▶ [Data excerpts]:
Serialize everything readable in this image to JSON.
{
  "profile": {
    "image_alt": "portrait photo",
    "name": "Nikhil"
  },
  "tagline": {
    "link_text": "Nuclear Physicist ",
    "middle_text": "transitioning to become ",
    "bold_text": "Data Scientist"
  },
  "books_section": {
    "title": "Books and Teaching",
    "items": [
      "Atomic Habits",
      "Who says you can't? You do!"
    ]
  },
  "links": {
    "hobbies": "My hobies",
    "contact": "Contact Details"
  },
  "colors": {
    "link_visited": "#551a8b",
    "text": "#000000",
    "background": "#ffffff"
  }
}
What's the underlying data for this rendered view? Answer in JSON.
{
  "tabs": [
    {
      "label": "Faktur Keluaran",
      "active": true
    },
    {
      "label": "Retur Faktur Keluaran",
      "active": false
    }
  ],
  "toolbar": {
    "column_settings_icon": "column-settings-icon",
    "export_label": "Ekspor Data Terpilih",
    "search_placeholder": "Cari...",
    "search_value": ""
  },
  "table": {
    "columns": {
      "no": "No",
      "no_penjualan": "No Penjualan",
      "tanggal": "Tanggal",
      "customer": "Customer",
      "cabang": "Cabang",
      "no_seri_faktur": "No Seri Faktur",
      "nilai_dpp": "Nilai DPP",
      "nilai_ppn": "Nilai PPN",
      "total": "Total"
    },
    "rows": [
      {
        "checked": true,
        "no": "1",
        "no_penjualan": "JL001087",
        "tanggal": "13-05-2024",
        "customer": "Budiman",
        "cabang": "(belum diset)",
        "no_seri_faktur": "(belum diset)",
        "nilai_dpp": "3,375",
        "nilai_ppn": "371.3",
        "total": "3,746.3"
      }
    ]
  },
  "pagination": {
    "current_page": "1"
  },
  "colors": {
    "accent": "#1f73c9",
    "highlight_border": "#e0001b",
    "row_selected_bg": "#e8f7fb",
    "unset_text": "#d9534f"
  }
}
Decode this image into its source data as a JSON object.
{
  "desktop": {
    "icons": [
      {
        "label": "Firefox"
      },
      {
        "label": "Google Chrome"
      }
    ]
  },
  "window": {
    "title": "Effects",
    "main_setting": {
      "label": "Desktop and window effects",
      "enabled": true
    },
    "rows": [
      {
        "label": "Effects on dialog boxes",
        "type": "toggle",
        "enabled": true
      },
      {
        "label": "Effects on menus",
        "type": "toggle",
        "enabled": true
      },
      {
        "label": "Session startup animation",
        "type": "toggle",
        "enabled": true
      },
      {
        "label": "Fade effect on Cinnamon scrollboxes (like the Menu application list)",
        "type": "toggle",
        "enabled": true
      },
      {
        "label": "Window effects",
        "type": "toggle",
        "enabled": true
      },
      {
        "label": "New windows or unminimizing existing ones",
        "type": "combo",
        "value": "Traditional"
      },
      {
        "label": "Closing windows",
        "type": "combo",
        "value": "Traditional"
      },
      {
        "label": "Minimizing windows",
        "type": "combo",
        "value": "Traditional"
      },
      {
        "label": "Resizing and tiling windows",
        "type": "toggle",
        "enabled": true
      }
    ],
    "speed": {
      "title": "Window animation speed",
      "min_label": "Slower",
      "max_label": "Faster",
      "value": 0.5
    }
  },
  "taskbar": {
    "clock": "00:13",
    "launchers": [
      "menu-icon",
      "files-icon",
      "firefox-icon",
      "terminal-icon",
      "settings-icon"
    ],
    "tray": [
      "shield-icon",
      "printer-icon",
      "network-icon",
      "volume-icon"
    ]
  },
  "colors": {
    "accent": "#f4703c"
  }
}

▶ [Short task]:
Extract each line from the listing above, please, and repeat it exactly.

▶ [Solution to this task]:
Serialize everything readable in this image to JSON.
{
  "profile": {
    "image_alt": "portrait photo",
    "name": "Nikhil"
  },
  "tagline": {
    "link_text": "Nuclear Physicist ",
    "middle_text": "transitioning to become ",
    "bold_text": "Data Scientist"
  },
  "books_section": {
    "title": "Books and Teaching",
    "items": [
      "Atomic Habits",
      "Who says you can't? You do!"
    ]
  },
  "links": {
    "hobbies": "My hobies",
    "contact": "Contact Details"
  },
  "colors": {
    "link_visited": "#551a8b",
    "text": "#000000",
    "background": "#ffffff"
  }
}
What's the underlying data for this rendered view? Answer in JSON.
{
  "tabs": [
    {
      "label": "Faktur Keluaran",
      "active": true
    },
    {
      "label": "Retur Faktur Keluaran",
      "active": false
    }
  ],
  "toolbar": {
    "column_settings_icon": "column-settings-icon",
    "export_label": "Ekspor Data Terpilih",
    "search_placeholder": "Cari...",
    "search_value": ""
  },
  "table": {
    "columns": {
      "no": "No",
      "no_penjualan": "No Penjualan",
      "tanggal": "Tanggal",
      "customer": "Customer",
      "cabang": "Cabang",
      "no_seri_faktur": "No Seri Faktur",
      "nilai_dpp": "Nilai DPP",
      "nilai_ppn": "Nilai PPN",
      "total": "Total"
    },
    "rows": [
      {
        "checked": true,
        "no": "1",
        "no_penjualan": "JL001087",
        "tanggal": "13-05-2024",
        "customer": "Budiman",
        "cabang": "(belum diset)",
        "no_seri_faktur": "(belum diset)",
        "nilai_dpp": "3,375",
        "nilai_ppn": "371.3",
        "total": "3,746.3"
      }
    ]
  },
  "pagination": {
    "current_page": "1"
  },
  "colors": {
    "accent": "#1f73c9",
    "highlight_border": "#e0001b",
    "row_selected_bg": "#e8f7fb",
    "unset_text": "#d9534f"
  }
}
Decode this image into its source data as a JSON object.
{
  "desktop": {
    "icons": [
      {
        "label": "Firefox"
      },
      {
        "label": "Google Chrome"
      }
    ]
  },
  "window": {
    "title": "Effects",
    "main_setting": {
      "label": "Desktop and window effects",
      "enabled": true
    },
    "rows": [
      {
        "label": "Effects on dialog boxes",
        "type": "toggle",
        "enabled": true
      },
      {
        "label": "Effects on menus",
        "type": "toggle",
        "enabled": true
      },
      {
        "label": "Session startup animation",
        "type": "toggle",
        "enabled": true
      },
      {
        "label": "Fade effect on Cinnamon scrollboxes (like the Menu application list)",
        "type": "toggle",
        "enabled": true
      },
      {
        "label": "Window effects",
        "type": "toggle",
        "enabled": true
      },
      {
        "label": "New windows or unminimizing existing ones",
        "type": "combo",
        "value": "Traditional"
      },
      {
        "label": "Closing windows",
        "type": "combo",
        "value": "Traditional"
      },
      {
        "label": "Minimizing windows",
        "type": "combo",
        "value": "Traditional"
      },
      {
        "label": "Resizing and tiling windows",
        "type": "toggle",
        "enabled": true
      }
    ],
    "speed": {
      "title": "Window animation speed",
      "min_label": "Slower",
      "max_label": "Faster",
      "value": 0.5
    }
  },
  "taskbar": {
    "clock": "00:13",
    "launchers": [
      "menu-icon",
      "files-icon",
      "firefox-icon",
      "terminal-icon",
      "settings-icon"
    ],
    "tray": [
      "shield-icon",
      "printer-icon",
      "network-icon",
      "volume-icon"
    ]
  },
  "colors": {
    "accent": "#f4703c"
  }
}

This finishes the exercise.